──────── Given entries

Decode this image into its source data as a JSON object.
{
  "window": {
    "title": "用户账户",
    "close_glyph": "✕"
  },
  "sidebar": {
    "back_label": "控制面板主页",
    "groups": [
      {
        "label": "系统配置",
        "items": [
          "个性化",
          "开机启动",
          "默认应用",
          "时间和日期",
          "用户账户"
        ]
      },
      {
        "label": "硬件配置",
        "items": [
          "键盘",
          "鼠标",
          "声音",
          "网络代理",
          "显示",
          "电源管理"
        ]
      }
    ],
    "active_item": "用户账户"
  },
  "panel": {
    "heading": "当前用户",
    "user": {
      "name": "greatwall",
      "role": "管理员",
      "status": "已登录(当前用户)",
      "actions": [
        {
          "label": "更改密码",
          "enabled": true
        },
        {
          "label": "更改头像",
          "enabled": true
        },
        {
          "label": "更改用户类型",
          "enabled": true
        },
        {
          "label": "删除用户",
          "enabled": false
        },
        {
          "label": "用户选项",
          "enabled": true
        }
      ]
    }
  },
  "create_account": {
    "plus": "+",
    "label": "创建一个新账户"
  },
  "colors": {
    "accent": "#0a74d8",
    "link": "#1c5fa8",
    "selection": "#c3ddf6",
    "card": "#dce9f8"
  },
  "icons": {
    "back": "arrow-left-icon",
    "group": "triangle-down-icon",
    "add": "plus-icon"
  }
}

────────────────

- What to produce: Transcribe each entry exactly.

- Written answer:
Decode this image into its source data as a JSON object.
{
  "window": {
    "title": "用户账户",
    "close_glyph": "✕"
  },
  "sidebar": {
    "back_label": "控制面板主页",
    "groups": [
      {
        "label": "系统配置",
        "items": [
          "个性化",
          "开机启动",
          "默认应用",
          "时间和日期",
          "用户账户"
        ]
      },
      {
        "label": "硬件配置",
        "items": [
          "键盘",
          "鼠标",
          "声音",
          "网络代理",
          "显示",
          "电源管理"
        ]
      }
    ],
    "active_item": "用户账户"
  },
  "panel": {
    "heading": "当前用户",
    "user": {
      "name": "greatwall",
      "role": "管理员",
      "status": "已登录(当前用户)",
      "actions": [
        {
          "label": "更改密码",
          "enabled": true
        },
        {
          "label": "更改头像",
          "enabled": true
        },
        {
          "label": "更改用户类型",
          "enabled": true
        },
        {
          "label": "删除用户",
          "enabled": false
        },
        {
          "label": "用户选项",
          "enabled": true
        }
      ]
    }
  },
  "create_account": {
    "plus": "+",
    "label": "创建一个新账户"
  },
  "colors": {
    "accent": "#0a74d8",
    "link": "#1c5fa8",
    "selection": "#c3ddf6",
    "card": "#dce9f8"
  },
  "icons": {
    "back": "arrow-left-icon",
    "group": "triangle-down-icon",
    "add": "plus-icon"
  }
}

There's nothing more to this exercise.